*** EXTRACT TO READ Section Begins ***

Are you considering law as a career? You probably want to know how hard is law school and what issues do you need to keep in mind when considering a legal career.
Law School Grind
When considering how hard is law school, I often find students and my law clerks focus on the wrong aspects of the process. The law school grind is no joke. Depending on the school, you should expect to take three classes a day that you can’t spend in a mental fog. A student is expected to learn the fundamentals of the specific subject inside and out, often on your own, while the professor jumps into different theories and hypotheticals using the legal concept.
Practically speaking, you need to be on the ball in class and prepared to study for hours on end after classes until you’ve memorized the fundamentals and can argue the various positions presented in class. And you need to be able to do so five days a week for six semesters or twelve quarters over three years. This can be particularly difficult for older students who have responsibilities outside of school. Regardless, the process is a grind, so you need to put in place habits to get you through the three years. Regular exercise, plenty of sleep, and activities outside of the law are highly advisable to avoid burnout.
a. Law Clerks
You should also keep in mind that there is more to law school than just attending classes. Most students pick up clerking jobs after the first year ends. Welcome to the world of grunt work. You can expect the lawyers you work with to load you up with legal tasks they find annoying. Law clerks often spend oodles of time grinding on:
- Reading and summarizing depositions,
- Preparing responses to requests for production for attorney review,
- Performing legal research,
- Drafting memorandums on various legal topics,
- Running errands for the boss,
- Running around town to get motions files by deadlines, and
- More summarizing of depositions and documents.

*** EXTRACT TO READ Section Ends ***
*** INFORMATION GIVEN Section Begins ***

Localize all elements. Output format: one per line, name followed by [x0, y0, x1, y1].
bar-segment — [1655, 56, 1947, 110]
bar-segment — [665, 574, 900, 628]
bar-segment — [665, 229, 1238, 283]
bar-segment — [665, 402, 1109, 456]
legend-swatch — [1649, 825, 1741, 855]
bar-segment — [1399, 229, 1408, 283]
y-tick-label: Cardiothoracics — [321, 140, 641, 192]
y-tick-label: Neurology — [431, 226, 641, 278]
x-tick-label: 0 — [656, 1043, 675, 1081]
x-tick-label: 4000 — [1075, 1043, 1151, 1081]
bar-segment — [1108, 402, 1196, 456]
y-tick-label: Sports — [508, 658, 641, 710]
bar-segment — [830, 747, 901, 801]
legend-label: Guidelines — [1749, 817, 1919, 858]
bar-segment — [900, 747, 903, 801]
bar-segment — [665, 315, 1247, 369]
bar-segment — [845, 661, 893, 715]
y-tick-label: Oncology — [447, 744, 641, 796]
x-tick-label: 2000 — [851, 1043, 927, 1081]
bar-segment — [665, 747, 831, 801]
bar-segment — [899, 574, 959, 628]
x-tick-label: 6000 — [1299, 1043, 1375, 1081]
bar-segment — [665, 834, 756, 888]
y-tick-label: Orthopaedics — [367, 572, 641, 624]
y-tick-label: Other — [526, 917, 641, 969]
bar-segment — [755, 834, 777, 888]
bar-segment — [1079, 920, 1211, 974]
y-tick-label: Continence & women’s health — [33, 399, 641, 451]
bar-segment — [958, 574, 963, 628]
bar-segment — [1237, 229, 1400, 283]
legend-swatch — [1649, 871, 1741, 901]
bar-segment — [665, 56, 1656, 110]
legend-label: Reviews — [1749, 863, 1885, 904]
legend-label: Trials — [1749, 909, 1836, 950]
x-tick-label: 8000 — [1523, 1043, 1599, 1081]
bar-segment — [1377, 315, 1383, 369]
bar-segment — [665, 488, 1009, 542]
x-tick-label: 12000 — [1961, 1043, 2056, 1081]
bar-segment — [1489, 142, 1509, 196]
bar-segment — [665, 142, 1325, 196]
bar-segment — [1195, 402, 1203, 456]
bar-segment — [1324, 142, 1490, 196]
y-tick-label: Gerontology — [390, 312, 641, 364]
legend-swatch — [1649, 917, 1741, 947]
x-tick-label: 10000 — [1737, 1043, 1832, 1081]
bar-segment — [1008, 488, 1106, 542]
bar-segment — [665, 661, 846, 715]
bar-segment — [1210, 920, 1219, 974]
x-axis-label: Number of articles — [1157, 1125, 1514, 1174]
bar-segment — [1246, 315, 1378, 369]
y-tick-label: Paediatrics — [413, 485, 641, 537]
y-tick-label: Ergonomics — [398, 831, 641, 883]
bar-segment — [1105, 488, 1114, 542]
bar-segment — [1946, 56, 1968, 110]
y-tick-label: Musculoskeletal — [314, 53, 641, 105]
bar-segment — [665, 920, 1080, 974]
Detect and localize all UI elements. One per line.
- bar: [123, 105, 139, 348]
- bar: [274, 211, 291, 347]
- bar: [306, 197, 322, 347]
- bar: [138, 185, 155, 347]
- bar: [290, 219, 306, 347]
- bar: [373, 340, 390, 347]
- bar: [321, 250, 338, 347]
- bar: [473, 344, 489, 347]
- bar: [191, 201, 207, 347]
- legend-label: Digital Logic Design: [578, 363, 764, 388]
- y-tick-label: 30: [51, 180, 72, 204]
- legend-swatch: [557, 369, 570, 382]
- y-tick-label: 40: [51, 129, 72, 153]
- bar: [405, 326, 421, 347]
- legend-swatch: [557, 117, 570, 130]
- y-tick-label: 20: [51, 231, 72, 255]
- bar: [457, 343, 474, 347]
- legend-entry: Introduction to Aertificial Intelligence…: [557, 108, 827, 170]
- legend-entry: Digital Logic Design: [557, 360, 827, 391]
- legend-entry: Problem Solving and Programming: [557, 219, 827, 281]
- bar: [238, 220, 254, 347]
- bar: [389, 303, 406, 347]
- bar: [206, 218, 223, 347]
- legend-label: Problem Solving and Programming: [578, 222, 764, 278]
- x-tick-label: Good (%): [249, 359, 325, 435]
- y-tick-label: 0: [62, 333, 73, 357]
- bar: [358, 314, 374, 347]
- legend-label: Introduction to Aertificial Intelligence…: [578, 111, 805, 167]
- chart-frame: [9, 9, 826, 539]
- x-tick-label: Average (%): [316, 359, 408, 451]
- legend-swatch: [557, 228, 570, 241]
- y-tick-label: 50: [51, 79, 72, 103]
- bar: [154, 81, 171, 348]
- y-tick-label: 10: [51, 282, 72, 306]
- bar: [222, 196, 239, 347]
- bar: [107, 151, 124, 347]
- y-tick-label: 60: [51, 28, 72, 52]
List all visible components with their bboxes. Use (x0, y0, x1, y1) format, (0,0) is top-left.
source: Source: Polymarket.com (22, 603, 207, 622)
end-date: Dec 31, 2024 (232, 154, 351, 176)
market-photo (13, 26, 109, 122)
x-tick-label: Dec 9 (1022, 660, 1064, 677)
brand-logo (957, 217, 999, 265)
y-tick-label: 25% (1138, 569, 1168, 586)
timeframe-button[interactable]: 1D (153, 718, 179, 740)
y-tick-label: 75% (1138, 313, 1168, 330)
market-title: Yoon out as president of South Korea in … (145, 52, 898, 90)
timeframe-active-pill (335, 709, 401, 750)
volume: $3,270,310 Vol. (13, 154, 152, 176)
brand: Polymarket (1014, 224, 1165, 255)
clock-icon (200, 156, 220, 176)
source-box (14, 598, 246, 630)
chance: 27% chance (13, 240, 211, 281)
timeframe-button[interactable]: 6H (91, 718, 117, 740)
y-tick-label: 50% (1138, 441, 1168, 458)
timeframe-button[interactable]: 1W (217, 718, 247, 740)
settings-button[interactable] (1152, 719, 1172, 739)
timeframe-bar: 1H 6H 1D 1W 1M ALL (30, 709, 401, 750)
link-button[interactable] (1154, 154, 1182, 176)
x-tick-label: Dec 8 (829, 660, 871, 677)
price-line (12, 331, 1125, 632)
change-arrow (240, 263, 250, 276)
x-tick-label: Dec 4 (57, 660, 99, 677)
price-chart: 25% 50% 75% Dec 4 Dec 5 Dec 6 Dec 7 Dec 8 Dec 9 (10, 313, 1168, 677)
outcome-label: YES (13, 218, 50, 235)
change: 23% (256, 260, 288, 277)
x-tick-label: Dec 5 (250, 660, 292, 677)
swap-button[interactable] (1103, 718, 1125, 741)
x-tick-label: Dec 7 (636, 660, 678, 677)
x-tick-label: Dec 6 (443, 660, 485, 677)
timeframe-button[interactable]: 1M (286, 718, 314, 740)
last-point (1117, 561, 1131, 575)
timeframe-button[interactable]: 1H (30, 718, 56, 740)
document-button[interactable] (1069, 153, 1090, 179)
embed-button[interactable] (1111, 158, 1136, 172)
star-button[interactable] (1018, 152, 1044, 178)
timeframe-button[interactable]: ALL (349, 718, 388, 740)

*** INFORMATION GIVEN Section Ends ***

> **EXERCISES**:
• a. Please set down the passage on law school word for word, starting at the words "Are you considering" and ending after "the legal concept.".
• b. List every task that the passage on law school says law clerks often spend time on.
The records are material separate from the passage on law school.

> **TASK RESPONSES**:
• a.
Are you considering law as a career? You probably want to know how hard is law school and what issues do you need to keep in mind when considering a legal career.
Law School Grind
When considering how hard is law school, I often find students and my law clerks focus on the wrong aspects of the process. The law school grind is no joke. Depending on the school, you should expect to take three classes a day that you can’t spend in a mental fog. A student is expected to learn the fundamentals of the specific subject inside and out, often on your own, while the professor jumps into different theories and hypotheticals using the legal concept.

• b.
- Reading and summarizing depositions
- Preparing responses to requests for production for attorney review
- Performing legal research
- Drafting memorandums on various legal topics
- Running errands for the boss
- Running around town to get motions files by deadlines
- More summarizing of depositions and documents